● PROBLEM TO WORK ON
Copy every line in which the string "JSON" occurs.

● DATA SUPPLIED
-=-=-=-=-

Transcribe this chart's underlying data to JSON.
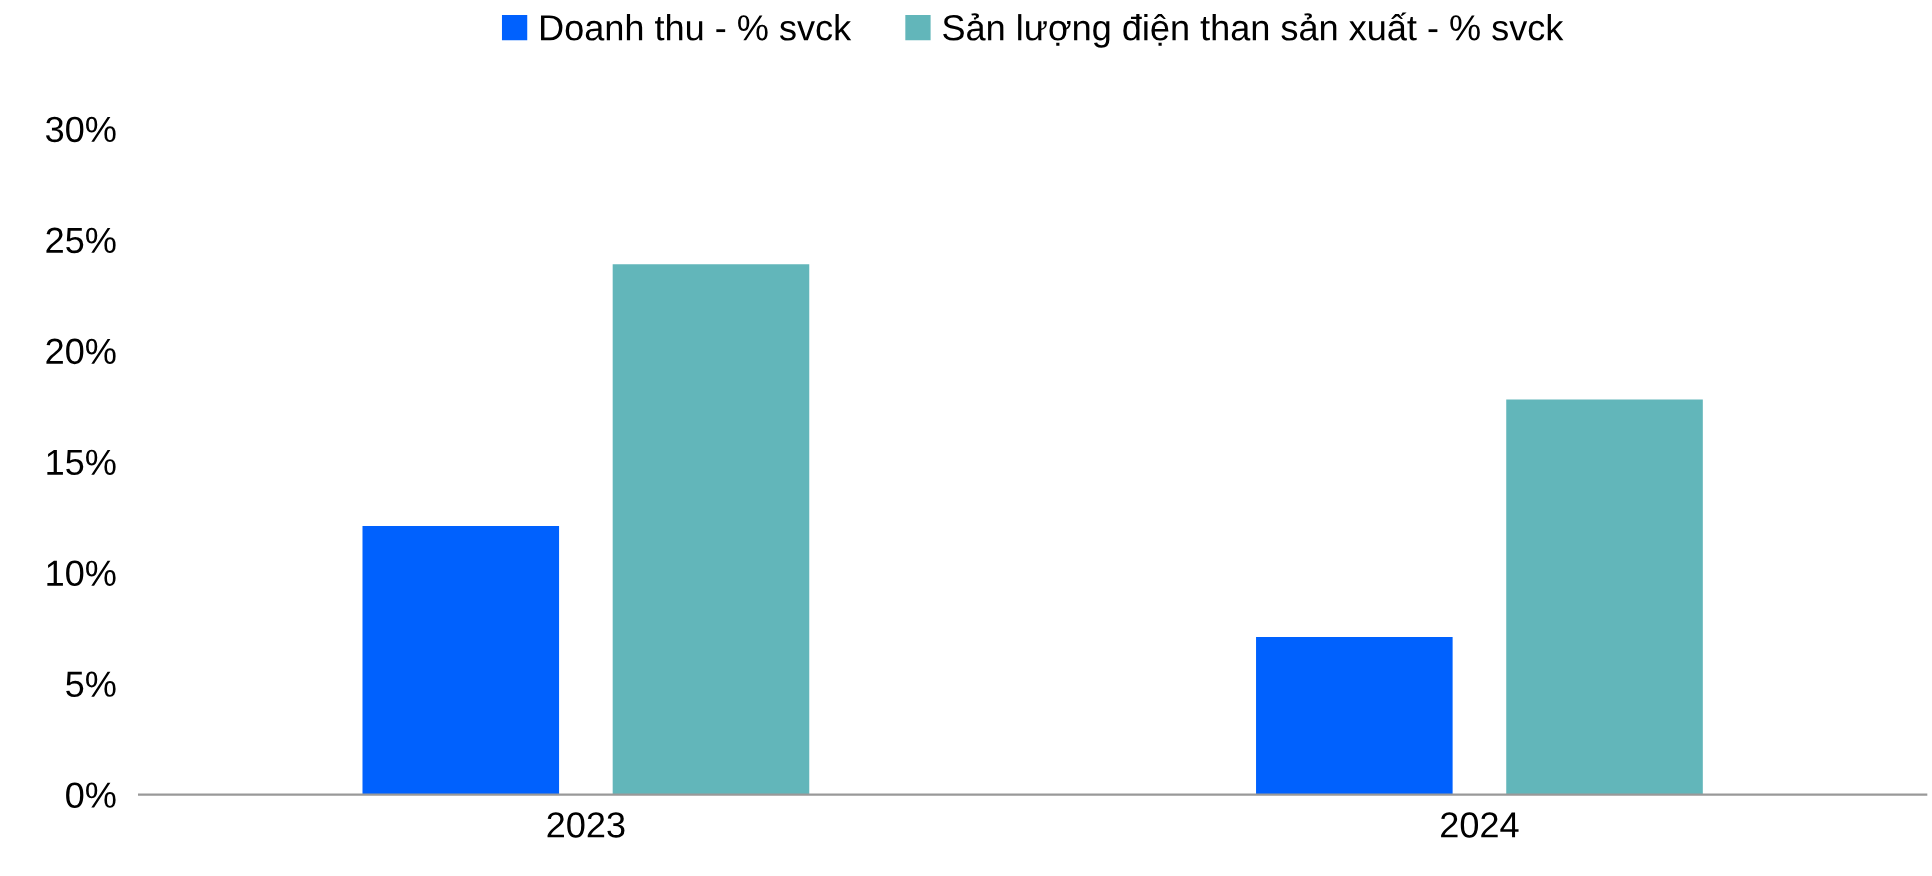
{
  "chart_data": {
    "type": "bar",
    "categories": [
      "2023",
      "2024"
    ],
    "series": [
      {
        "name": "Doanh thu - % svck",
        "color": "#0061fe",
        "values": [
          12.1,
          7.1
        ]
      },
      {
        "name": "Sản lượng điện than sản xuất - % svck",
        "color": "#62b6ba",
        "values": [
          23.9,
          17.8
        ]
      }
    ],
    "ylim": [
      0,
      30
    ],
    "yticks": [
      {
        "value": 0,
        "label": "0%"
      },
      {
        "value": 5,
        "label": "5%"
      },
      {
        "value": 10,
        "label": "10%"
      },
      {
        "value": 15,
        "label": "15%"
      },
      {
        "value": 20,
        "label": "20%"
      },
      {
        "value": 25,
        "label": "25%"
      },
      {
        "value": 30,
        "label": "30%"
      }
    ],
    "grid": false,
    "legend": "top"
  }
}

-=-=-=-=-

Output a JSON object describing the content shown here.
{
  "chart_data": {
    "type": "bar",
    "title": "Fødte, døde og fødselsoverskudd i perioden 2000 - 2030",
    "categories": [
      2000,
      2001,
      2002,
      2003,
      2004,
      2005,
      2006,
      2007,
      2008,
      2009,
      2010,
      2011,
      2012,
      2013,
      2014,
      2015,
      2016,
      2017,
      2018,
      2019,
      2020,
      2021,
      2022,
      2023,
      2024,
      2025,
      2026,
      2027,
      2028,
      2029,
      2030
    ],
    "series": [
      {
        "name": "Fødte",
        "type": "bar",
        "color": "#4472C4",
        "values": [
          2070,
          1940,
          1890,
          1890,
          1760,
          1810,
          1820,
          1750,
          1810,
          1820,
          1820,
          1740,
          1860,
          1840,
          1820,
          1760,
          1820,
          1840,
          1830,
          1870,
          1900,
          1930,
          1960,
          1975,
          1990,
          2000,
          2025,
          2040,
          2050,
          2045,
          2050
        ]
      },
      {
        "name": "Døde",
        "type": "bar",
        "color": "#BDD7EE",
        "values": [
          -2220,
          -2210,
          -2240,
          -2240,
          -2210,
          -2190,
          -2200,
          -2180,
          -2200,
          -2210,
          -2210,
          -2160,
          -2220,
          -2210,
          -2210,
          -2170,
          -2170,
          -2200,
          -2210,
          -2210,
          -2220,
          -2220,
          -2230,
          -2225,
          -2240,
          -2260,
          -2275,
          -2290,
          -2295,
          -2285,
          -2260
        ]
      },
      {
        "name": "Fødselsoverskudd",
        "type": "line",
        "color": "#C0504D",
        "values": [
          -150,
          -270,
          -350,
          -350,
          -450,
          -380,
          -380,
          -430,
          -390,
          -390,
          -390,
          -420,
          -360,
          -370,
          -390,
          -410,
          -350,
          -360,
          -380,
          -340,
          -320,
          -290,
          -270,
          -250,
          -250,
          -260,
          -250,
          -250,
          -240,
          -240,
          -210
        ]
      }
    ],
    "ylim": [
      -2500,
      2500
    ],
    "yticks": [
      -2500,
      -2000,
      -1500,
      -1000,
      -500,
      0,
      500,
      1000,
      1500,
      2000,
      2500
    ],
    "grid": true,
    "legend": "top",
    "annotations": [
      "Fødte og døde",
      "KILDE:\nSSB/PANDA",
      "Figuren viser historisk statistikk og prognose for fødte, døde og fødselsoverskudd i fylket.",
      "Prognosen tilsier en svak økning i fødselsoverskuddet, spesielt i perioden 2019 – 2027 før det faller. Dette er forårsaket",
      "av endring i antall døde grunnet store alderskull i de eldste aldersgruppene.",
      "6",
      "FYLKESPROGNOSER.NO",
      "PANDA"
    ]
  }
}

-=-=-=-=-

● TASK SOLUTION
Transcribe this chart's underlying data to JSON.
Output a JSON object describing the content shown here.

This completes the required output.